SET PROBLEM
Retype all of the listing exactly, passing over any picture you find.

[Dataset listings of figures]
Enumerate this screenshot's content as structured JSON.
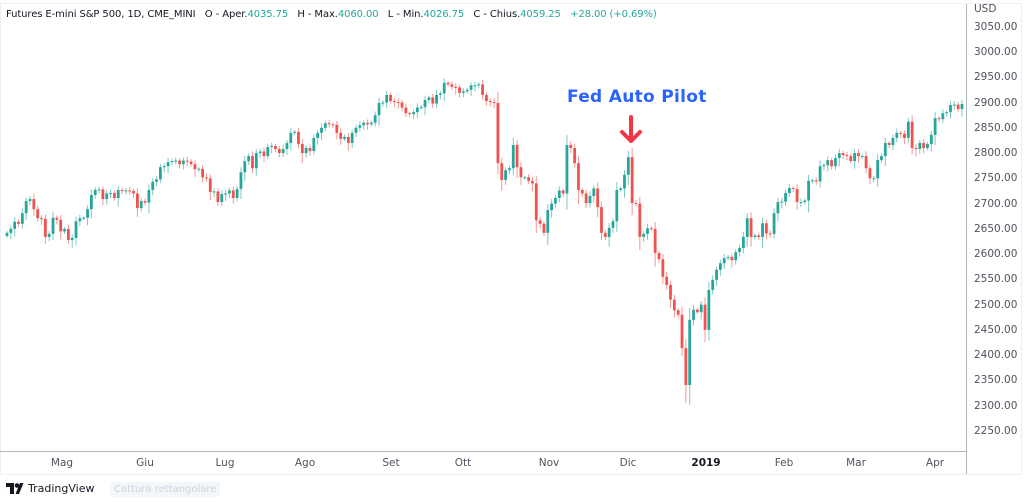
{
  "legend": {
    "symbol": "Futures E-mini S&P 500, 1D, CME_MINI",
    "open_label": "O - Aper.",
    "open": "4035.75",
    "high_label": "H - Max.",
    "high": "4060.00",
    "low_label": "L - Min.",
    "low": "4026.75",
    "close_label": "C - Chius.",
    "close": "4059.25",
    "change": "+28.00 (+0.69%)"
  },
  "currency": "USD",
  "capture_hint": "Cattura rettangolare",
  "brand": "TradingView",
  "colors": {
    "up": "#26a69a",
    "down": "#ef5350",
    "annotation": "#2962ff",
    "arrow": "#f23645"
  },
  "chart_data": {
    "type": "candlestick",
    "title": "",
    "y_axis_ticks": [
      "3050.00",
      "3000.00",
      "2950.00",
      "2900.00",
      "2850.00",
      "2800.00",
      "2750.00",
      "2700.00",
      "2650.00",
      "2600.00",
      "2550.00",
      "2500.00",
      "2450.00",
      "2400.00",
      "2350.00",
      "2300.00",
      "2250.00"
    ],
    "ylim": [
      2215,
      3085
    ],
    "x_axis_ticks": [
      "Mag",
      "Giu",
      "Lug",
      "Ago",
      "Set",
      "Ott",
      "Nov",
      "Dic",
      "2019",
      "Feb",
      "Mar",
      "Apr"
    ],
    "annotation": {
      "text": "Fed Auto Pilot",
      "icon": "arrow-down-icon",
      "price": 2810
    },
    "closes": [
      2642,
      2650,
      2664,
      2660,
      2681,
      2705,
      2709,
      2689,
      2671,
      2670,
      2634,
      2640,
      2672,
      2668,
      2645,
      2650,
      2628,
      2632,
      2665,
      2671,
      2672,
      2689,
      2717,
      2727,
      2728,
      2709,
      2720,
      2721,
      2711,
      2727,
      2725,
      2726,
      2725,
      2720,
      2691,
      2705,
      2702,
      2727,
      2743,
      2748,
      2772,
      2774,
      2782,
      2784,
      2785,
      2778,
      2785,
      2783,
      2778,
      2768,
      2769,
      2752,
      2750,
      2723,
      2724,
      2703,
      2719,
      2720,
      2726,
      2711,
      2729,
      2762,
      2784,
      2794,
      2770,
      2800,
      2803,
      2794,
      2812,
      2814,
      2808,
      2800,
      2808,
      2820,
      2840,
      2842,
      2818,
      2800,
      2810,
      2804,
      2830,
      2840,
      2850,
      2859,
      2857,
      2856,
      2840,
      2828,
      2832,
      2820,
      2840,
      2850,
      2855,
      2860,
      2857,
      2860,
      2875,
      2899,
      2900,
      2915,
      2903,
      2901,
      2900,
      2890,
      2879,
      2877,
      2881,
      2890,
      2891,
      2905,
      2910,
      2898,
      2915,
      2918,
      2939,
      2936,
      2931,
      2930,
      2919,
      2922,
      2925,
      2934,
      2934,
      2936,
      2915,
      2903,
      2901,
      2899,
      2780,
      2747,
      2766,
      2770,
      2816,
      2772,
      2752,
      2752,
      2745,
      2740,
      2667,
      2660,
      2642,
      2687,
      2700,
      2711,
      2726,
      2720,
      2816,
      2810,
      2780,
      2727,
      2720,
      2701,
      2715,
      2730,
      2693,
      2642,
      2634,
      2652,
      2665,
      2727,
      2730,
      2757,
      2792,
      2701,
      2700,
      2634,
      2640,
      2651,
      2650,
      2602,
      2590,
      2555,
      2539,
      2510,
      2489,
      2480,
      2414,
      2341,
      2470,
      2490,
      2485,
      2500,
      2450,
      2529,
      2549,
      2569,
      2582,
      2592,
      2594,
      2588,
      2604,
      2612,
      2634,
      2671,
      2634,
      2637,
      2634,
      2661,
      2641,
      2640,
      2681,
      2703,
      2704,
      2721,
      2731,
      2729,
      2703,
      2703,
      2706,
      2745,
      2746,
      2744,
      2774,
      2776,
      2786,
      2774,
      2790,
      2800,
      2796,
      2794,
      2784,
      2800,
      2794,
      2794,
      2770,
      2750,
      2750,
      2786,
      2794,
      2820,
      2816,
      2830,
      2840,
      2838,
      2830,
      2862,
      2810,
      2808,
      2820,
      2810,
      2818,
      2836,
      2869,
      2867,
      2879,
      2881,
      2895,
      2896,
      2887,
      2897
    ]
  }
}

FULL ANSWER
Enumerate this screenshot's content as structured JSON.
{
  "legend": {
    "symbol": "Futures E-mini S&P 500, 1D, CME_MINI",
    "open_label": "O - Aper.",
    "open": "4035.75",
    "high_label": "H - Max.",
    "high": "4060.00",
    "low_label": "L - Min.",
    "low": "4026.75",
    "close_label": "C - Chius.",
    "close": "4059.25",
    "change": "+28.00 (+0.69%)"
  },
  "currency": "USD",
  "capture_hint": "Cattura rettangolare",
  "brand": "TradingView",
  "colors": {
    "up": "#26a69a",
    "down": "#ef5350",
    "annotation": "#2962ff",
    "arrow": "#f23645"
  },
  "chart_data": {
    "type": "candlestick",
    "title": "",
    "y_axis_ticks": [
      "3050.00",
      "3000.00",
      "2950.00",
      "2900.00",
      "2850.00",
      "2800.00",
      "2750.00",
      "2700.00",
      "2650.00",
      "2600.00",
      "2550.00",
      "2500.00",
      "2450.00",
      "2400.00",
      "2350.00",
      "2300.00",
      "2250.00"
    ],
    "ylim": [
      2215,
      3085
    ],
    "x_axis_ticks": [
      "Mag",
      "Giu",
      "Lug",
      "Ago",
      "Set",
      "Ott",
      "Nov",
      "Dic",
      "2019",
      "Feb",
      "Mar",
      "Apr"
    ],
    "annotation": {
      "text": "Fed Auto Pilot",
      "icon": "arrow-down-icon",
      "price": 2810
    },
    "closes": [
      2642,
      2650,
      2664,
      2660,
      2681,
      2705,
      2709,
      2689,
      2671,
      2670,
      2634,
      2640,
      2672,
      2668,
      2645,
      2650,
      2628,
      2632,
      2665,
      2671,
      2672,
      2689,
      2717,
      2727,
      2728,
      2709,
      2720,
      2721,
      2711,
      2727,
      2725,
      2726,
      2725,
      2720,
      2691,
      2705,
      2702,
      2727,
      2743,
      2748,
      2772,
      2774,
      2782,
      2784,
      2785,
      2778,
      2785,
      2783,
      2778,
      2768,
      2769,
      2752,
      2750,
      2723,
      2724,
      2703,
      2719,
      2720,
      2726,
      2711,
      2729,
      2762,
      2784,
      2794,
      2770,
      2800,
      2803,
      2794,
      2812,
      2814,
      2808,
      2800,
      2808,
      2820,
      2840,
      2842,
      2818,
      2800,
      2810,
      2804,
      2830,
      2840,
      2850,
      2859,
      2857,
      2856,
      2840,
      2828,
      2832,
      2820,
      2840,
      2850,
      2855,
      2860,
      2857,
      2860,
      2875,
      2899,
      2900,
      2915,
      2903,
      2901,
      2900,
      2890,
      2879,
      2877,
      2881,
      2890,
      2891,
      2905,
      2910,
      2898,
      2915,
      2918,
      2939,
      2936,
      2931,
      2930,
      2919,
      2922,
      2925,
      2934,
      2934,
      2936,
      2915,
      2903,
      2901,
      2899,
      2780,
      2747,
      2766,
      2770,
      2816,
      2772,
      2752,
      2752,
      2745,
      2740,
      2667,
      2660,
      2642,
      2687,
      2700,
      2711,
      2726,
      2720,
      2816,
      2810,
      2780,
      2727,
      2720,
      2701,
      2715,
      2730,
      2693,
      2642,
      2634,
      2652,
      2665,
      2727,
      2730,
      2757,
      2792,
      2701,
      2700,
      2634,
      2640,
      2651,
      2650,
      2602,
      2590,
      2555,
      2539,
      2510,
      2489,
      2480,
      2414,
      2341,
      2470,
      2490,
      2485,
      2500,
      2450,
      2529,
      2549,
      2569,
      2582,
      2592,
      2594,
      2588,
      2604,
      2612,
      2634,
      2671,
      2634,
      2637,
      2634,
      2661,
      2641,
      2640,
      2681,
      2703,
      2704,
      2721,
      2731,
      2729,
      2703,
      2703,
      2706,
      2745,
      2746,
      2744,
      2774,
      2776,
      2786,
      2774,
      2790,
      2800,
      2796,
      2794,
      2784,
      2800,
      2794,
      2794,
      2770,
      2750,
      2750,
      2786,
      2794,
      2820,
      2816,
      2830,
      2840,
      2838,
      2830,
      2862,
      2810,
      2808,
      2820,
      2810,
      2818,
      2836,
      2869,
      2867,
      2879,
      2881,
      2895,
      2896,
      2887,
      2897
    ]
  }
}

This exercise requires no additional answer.